::: Material for this task :::
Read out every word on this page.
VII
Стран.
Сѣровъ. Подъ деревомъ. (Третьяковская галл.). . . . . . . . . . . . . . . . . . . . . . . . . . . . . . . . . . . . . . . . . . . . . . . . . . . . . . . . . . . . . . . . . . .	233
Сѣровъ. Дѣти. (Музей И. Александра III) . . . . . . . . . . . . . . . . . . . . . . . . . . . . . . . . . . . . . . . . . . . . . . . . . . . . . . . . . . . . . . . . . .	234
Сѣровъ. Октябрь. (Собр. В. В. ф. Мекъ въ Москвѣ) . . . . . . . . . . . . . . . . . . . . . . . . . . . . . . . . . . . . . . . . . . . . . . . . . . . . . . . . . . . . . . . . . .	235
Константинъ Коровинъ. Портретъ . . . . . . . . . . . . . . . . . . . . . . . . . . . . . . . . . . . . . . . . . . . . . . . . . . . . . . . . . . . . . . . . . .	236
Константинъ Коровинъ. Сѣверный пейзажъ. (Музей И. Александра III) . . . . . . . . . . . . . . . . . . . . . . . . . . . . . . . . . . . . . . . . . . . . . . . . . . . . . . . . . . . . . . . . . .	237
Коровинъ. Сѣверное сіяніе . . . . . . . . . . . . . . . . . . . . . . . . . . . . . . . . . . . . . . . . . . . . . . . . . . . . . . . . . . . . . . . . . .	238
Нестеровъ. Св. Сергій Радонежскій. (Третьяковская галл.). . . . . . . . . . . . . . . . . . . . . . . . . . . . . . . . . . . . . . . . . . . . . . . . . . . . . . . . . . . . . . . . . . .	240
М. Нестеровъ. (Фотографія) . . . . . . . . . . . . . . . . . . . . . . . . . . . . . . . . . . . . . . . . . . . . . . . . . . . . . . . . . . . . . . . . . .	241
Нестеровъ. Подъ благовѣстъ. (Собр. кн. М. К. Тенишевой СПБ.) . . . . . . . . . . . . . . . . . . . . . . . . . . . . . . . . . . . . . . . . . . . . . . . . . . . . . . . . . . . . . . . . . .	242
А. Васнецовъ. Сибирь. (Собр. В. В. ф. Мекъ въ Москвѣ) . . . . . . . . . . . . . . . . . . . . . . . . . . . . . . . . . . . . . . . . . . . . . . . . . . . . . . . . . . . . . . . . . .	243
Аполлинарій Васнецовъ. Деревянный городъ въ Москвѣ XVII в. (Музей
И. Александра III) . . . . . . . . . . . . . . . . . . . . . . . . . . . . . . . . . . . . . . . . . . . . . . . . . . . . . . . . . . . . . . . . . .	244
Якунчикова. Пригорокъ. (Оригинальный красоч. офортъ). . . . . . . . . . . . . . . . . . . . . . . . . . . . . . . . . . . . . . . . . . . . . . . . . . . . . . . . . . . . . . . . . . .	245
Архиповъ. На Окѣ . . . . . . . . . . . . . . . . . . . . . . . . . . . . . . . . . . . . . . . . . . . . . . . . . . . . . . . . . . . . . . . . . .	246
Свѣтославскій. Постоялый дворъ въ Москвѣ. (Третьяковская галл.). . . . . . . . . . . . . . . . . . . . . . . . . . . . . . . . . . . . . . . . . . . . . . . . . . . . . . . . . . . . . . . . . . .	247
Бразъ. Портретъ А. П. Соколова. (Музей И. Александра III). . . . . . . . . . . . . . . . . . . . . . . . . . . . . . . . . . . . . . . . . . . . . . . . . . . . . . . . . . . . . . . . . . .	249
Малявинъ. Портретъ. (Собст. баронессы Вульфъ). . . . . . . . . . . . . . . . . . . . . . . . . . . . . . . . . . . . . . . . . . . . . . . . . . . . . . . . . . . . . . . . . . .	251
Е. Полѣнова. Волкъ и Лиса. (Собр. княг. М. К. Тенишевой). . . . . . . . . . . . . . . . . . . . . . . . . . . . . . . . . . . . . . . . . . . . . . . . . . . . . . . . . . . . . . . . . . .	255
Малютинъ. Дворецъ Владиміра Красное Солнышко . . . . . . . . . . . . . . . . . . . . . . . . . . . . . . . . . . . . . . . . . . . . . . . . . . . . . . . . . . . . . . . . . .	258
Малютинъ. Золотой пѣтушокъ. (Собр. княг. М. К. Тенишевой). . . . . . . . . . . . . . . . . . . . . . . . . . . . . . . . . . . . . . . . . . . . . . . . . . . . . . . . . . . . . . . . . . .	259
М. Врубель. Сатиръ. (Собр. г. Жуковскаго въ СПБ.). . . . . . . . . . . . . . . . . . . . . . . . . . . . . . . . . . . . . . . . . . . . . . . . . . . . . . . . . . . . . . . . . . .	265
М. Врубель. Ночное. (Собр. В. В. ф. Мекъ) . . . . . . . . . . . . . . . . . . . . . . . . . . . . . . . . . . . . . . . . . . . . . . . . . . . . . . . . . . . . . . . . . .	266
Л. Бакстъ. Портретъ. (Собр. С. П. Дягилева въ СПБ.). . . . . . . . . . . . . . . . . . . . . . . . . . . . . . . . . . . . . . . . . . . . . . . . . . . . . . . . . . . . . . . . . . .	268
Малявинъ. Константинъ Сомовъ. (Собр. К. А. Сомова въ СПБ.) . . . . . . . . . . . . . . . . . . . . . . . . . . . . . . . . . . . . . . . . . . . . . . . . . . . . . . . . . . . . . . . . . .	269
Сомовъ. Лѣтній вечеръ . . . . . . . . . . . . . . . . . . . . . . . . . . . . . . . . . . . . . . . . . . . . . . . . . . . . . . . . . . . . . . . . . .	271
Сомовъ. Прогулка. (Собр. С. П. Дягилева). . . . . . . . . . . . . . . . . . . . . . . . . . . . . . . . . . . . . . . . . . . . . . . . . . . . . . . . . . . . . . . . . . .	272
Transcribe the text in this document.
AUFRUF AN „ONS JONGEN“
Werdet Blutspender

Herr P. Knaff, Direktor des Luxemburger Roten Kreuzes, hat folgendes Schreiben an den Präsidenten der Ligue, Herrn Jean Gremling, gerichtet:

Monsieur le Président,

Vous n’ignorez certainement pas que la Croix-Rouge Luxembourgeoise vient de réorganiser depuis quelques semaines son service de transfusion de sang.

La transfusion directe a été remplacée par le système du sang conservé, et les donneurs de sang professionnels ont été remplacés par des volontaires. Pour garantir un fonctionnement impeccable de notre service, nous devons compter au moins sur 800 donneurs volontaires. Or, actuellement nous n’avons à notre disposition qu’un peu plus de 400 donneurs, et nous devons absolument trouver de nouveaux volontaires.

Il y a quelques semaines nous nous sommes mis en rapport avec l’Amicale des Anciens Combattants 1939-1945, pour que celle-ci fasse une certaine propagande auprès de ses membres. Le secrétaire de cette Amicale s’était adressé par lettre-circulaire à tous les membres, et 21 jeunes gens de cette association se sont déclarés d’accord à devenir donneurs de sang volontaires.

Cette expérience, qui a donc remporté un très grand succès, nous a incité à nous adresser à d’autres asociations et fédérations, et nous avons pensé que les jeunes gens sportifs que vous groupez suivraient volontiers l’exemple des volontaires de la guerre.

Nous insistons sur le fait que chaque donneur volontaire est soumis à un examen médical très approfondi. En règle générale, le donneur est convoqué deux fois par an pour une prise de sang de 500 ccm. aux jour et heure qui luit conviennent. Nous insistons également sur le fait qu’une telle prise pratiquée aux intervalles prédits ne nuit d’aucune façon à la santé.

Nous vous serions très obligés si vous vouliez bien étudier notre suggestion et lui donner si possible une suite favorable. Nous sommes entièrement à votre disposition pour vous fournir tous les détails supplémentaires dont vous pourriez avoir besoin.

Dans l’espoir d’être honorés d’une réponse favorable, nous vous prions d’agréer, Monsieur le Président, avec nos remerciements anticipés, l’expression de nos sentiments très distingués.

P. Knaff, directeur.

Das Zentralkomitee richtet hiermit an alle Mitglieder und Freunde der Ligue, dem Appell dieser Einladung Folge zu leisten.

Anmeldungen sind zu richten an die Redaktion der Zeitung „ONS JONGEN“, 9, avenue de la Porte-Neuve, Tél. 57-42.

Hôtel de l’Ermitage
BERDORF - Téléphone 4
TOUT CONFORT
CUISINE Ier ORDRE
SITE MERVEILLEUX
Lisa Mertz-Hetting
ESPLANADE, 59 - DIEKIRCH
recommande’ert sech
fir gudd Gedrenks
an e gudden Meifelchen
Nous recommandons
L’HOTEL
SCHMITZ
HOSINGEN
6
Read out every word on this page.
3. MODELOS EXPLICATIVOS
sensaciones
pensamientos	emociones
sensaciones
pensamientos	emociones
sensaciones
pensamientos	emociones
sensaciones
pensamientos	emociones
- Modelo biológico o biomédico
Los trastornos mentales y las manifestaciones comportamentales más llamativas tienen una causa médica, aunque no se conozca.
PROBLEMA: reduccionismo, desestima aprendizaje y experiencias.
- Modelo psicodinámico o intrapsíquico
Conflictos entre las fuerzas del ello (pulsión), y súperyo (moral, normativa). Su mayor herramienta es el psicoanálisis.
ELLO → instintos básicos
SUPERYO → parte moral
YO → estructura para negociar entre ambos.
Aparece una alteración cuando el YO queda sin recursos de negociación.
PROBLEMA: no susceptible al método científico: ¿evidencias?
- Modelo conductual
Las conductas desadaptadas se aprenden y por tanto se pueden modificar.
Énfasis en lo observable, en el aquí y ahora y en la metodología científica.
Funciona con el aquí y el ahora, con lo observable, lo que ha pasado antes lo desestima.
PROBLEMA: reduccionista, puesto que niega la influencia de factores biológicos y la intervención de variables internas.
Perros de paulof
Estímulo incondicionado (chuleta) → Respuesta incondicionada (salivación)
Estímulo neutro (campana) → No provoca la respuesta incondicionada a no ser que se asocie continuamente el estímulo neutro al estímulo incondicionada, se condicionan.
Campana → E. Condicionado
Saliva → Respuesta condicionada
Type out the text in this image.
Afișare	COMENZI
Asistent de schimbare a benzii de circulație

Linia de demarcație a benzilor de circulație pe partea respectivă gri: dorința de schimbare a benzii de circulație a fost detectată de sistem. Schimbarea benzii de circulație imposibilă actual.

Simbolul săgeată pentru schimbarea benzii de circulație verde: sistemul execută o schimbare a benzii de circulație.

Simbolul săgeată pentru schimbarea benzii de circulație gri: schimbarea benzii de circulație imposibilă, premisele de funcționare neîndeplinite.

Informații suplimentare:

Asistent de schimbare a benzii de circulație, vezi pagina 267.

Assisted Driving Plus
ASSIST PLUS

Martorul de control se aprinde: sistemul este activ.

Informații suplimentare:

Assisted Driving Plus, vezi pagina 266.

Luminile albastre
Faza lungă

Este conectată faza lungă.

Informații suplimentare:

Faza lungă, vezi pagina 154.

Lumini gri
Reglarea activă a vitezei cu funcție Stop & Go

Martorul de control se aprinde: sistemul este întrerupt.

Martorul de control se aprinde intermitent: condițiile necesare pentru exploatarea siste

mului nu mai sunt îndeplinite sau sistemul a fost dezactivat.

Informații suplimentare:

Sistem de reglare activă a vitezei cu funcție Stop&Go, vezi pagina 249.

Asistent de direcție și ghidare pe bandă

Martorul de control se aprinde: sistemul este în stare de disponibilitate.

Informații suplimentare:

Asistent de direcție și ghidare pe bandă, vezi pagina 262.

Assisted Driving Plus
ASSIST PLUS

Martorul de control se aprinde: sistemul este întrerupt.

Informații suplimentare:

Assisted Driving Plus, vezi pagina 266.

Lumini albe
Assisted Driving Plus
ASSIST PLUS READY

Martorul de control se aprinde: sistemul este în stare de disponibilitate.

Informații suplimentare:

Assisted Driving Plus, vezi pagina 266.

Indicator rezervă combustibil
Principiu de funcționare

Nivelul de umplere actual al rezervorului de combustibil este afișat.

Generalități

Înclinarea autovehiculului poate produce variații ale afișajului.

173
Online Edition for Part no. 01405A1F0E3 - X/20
:::
# Directive
Copy every line of the records above that contains "Simbolul".

# Full response
Simbolul săgeată pentru schimbarea benzii de circulație verde: sistemul execută o schimbare a benzii de circulație.
Simbolul săgeată pentru schimbarea benzii de circulație gri: schimbarea benzii de circulație imposibilă, premisele de funcționare neîndeplinite.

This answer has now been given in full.